**INSTRUCTION**:
Extract all of the entries and give them again, word for word.

- - - -

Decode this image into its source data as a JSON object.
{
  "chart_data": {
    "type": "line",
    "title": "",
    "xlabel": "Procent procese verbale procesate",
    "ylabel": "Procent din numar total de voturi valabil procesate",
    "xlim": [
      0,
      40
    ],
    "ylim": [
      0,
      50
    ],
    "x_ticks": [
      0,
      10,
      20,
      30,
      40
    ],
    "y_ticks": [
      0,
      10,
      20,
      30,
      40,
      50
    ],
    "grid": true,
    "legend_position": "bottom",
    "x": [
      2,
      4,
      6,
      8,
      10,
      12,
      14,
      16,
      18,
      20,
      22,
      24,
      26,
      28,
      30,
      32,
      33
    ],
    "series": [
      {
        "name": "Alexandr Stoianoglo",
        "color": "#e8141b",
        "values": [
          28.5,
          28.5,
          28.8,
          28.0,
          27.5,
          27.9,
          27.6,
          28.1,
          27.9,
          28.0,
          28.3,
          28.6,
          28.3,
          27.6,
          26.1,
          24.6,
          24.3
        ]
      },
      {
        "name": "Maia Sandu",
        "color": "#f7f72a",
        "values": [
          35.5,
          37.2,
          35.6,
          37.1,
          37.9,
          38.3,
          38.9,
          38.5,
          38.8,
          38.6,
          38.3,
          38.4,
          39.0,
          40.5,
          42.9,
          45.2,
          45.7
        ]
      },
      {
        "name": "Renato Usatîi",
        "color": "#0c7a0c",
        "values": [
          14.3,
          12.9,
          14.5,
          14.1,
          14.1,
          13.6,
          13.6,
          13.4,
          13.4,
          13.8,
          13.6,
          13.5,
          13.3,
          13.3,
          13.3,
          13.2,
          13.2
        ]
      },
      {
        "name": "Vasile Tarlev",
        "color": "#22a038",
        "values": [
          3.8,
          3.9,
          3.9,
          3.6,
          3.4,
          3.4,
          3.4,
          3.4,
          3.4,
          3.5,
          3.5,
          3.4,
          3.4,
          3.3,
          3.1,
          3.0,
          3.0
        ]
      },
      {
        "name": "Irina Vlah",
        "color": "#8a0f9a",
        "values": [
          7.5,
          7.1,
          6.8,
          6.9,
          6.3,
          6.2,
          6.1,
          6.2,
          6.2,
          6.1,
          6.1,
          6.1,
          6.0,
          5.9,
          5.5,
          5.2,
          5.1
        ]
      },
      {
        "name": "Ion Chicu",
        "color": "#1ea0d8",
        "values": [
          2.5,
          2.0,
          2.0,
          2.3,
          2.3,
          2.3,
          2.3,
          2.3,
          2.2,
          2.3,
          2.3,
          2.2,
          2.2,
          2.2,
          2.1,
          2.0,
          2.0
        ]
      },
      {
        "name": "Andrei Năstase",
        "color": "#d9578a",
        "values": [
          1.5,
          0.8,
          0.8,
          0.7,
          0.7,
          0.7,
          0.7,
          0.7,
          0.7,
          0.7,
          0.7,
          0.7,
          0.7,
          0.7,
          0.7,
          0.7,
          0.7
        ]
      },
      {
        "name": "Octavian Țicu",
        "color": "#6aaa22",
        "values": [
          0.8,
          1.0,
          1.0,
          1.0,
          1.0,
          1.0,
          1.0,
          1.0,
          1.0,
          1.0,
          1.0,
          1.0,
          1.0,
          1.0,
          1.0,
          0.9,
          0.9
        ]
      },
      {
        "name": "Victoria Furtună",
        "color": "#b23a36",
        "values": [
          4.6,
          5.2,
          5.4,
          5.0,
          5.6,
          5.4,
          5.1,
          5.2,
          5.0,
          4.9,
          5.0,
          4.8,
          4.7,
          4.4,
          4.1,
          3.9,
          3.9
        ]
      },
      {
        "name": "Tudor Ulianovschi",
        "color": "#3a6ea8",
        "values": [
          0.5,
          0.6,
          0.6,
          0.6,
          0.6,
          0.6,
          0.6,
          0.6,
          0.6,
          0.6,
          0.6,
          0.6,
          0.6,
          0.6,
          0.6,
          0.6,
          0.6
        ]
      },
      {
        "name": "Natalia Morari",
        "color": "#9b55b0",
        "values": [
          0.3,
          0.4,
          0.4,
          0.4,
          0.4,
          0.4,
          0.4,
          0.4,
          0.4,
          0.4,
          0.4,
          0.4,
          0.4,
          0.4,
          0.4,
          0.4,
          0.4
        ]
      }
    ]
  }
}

- - - -

**EXPECTED OUTPUT**:
Decode this image into its source data as a JSON object.
{
  "chart_data": {
    "type": "line",
    "title": "",
    "xlabel": "Procent procese verbale procesate",
    "ylabel": "Procent din numar total de voturi valabil procesate",
    "xlim": [
      0,
      40
    ],
    "ylim": [
      0,
      50
    ],
    "x_ticks": [
      0,
      10,
      20,
      30,
      40
    ],
    "y_ticks": [
      0,
      10,
      20,
      30,
      40,
      50
    ],
    "grid": true,
    "legend_position": "bottom",
    "x": [
      2,
      4,
      6,
      8,
      10,
      12,
      14,
      16,
      18,
      20,
      22,
      24,
      26,
      28,
      30,
      32,
      33
    ],
    "series": [
      {
        "name": "Alexandr Stoianoglo",
        "color": "#e8141b",
        "values": [
          28.5,
          28.5,
          28.8,
          28.0,
          27.5,
          27.9,
          27.6,
          28.1,
          27.9,
          28.0,
          28.3,
          28.6,
          28.3,
          27.6,
          26.1,
          24.6,
          24.3
        ]
      },
      {
        "name": "Maia Sandu",
        "color": "#f7f72a",
        "values": [
          35.5,
          37.2,
          35.6,
          37.1,
          37.9,
          38.3,
          38.9,
          38.5,
          38.8,
          38.6,
          38.3,
          38.4,
          39.0,
          40.5,
          42.9,
          45.2,
          45.7
        ]
      },
      {
        "name": "Renato Usatîi",
        "color": "#0c7a0c",
        "values": [
          14.3,
          12.9,
          14.5,
          14.1,
          14.1,
          13.6,
          13.6,
          13.4,
          13.4,
          13.8,
          13.6,
          13.5,
          13.3,
          13.3,
          13.3,
          13.2,
          13.2
        ]
      },
      {
        "name": "Vasile Tarlev",
        "color": "#22a038",
        "values": [
          3.8,
          3.9,
          3.9,
          3.6,
          3.4,
          3.4,
          3.4,
          3.4,
          3.4,
          3.5,
          3.5,
          3.4,
          3.4,
          3.3,
          3.1,
          3.0,
          3.0
        ]
      },
      {
        "name": "Irina Vlah",
        "color": "#8a0f9a",
        "values": [
          7.5,
          7.1,
          6.8,
          6.9,
          6.3,
          6.2,
          6.1,
          6.2,
          6.2,
          6.1,
          6.1,
          6.1,
          6.0,
          5.9,
          5.5,
          5.2,
          5.1
        ]
      },
      {
        "name": "Ion Chicu",
        "color": "#1ea0d8",
        "values": [
          2.5,
          2.0,
          2.0,
          2.3,
          2.3,
          2.3,
          2.3,
          2.3,
          2.2,
          2.3,
          2.3,
          2.2,
          2.2,
          2.2,
          2.1,
          2.0,
          2.0
        ]
      },
      {
        "name": "Andrei Năstase",
        "color": "#d9578a",
        "values": [
          1.5,
          0.8,
          0.8,
          0.7,
          0.7,
          0.7,
          0.7,
          0.7,
          0.7,
          0.7,
          0.7,
          0.7,
          0.7,
          0.7,
          0.7,
          0.7,
          0.7
        ]
      },
      {
        "name": "Octavian Țicu",
        "color": "#6aaa22",
        "values": [
          0.8,
          1.0,
          1.0,
          1.0,
          1.0,
          1.0,
          1.0,
          1.0,
          1.0,
          1.0,
          1.0,
          1.0,
          1.0,
          1.0,
          1.0,
          0.9,
          0.9
        ]
      },
      {
        "name": "Victoria Furtună",
        "color": "#b23a36",
        "values": [
          4.6,
          5.2,
          5.4,
          5.0,
          5.6,
          5.4,
          5.1,
          5.2,
          5.0,
          4.9,
          5.0,
          4.8,
          4.7,
          4.4,
          4.1,
          3.9,
          3.9
        ]
      },
      {
        "name": "Tudor Ulianovschi",
        "color": "#3a6ea8",
        "values": [
          0.5,
          0.6,
          0.6,
          0.6,
          0.6,
          0.6,
          0.6,
          0.6,
          0.6,
          0.6,
          0.6,
          0.6,
          0.6,
          0.6,
          0.6,
          0.6,
          0.6
        ]
      },
      {
        "name": "Natalia Morari",
        "color": "#9b55b0",
        "values": [
          0.3,
          0.4,
          0.4,
          0.4,
          0.4,
          0.4,
          0.4,
          0.4,
          0.4,
          0.4,
          0.4,
          0.4,
          0.4,
          0.4,
          0.4,
          0.4,
          0.4
        ]
      }
    ]
  }
}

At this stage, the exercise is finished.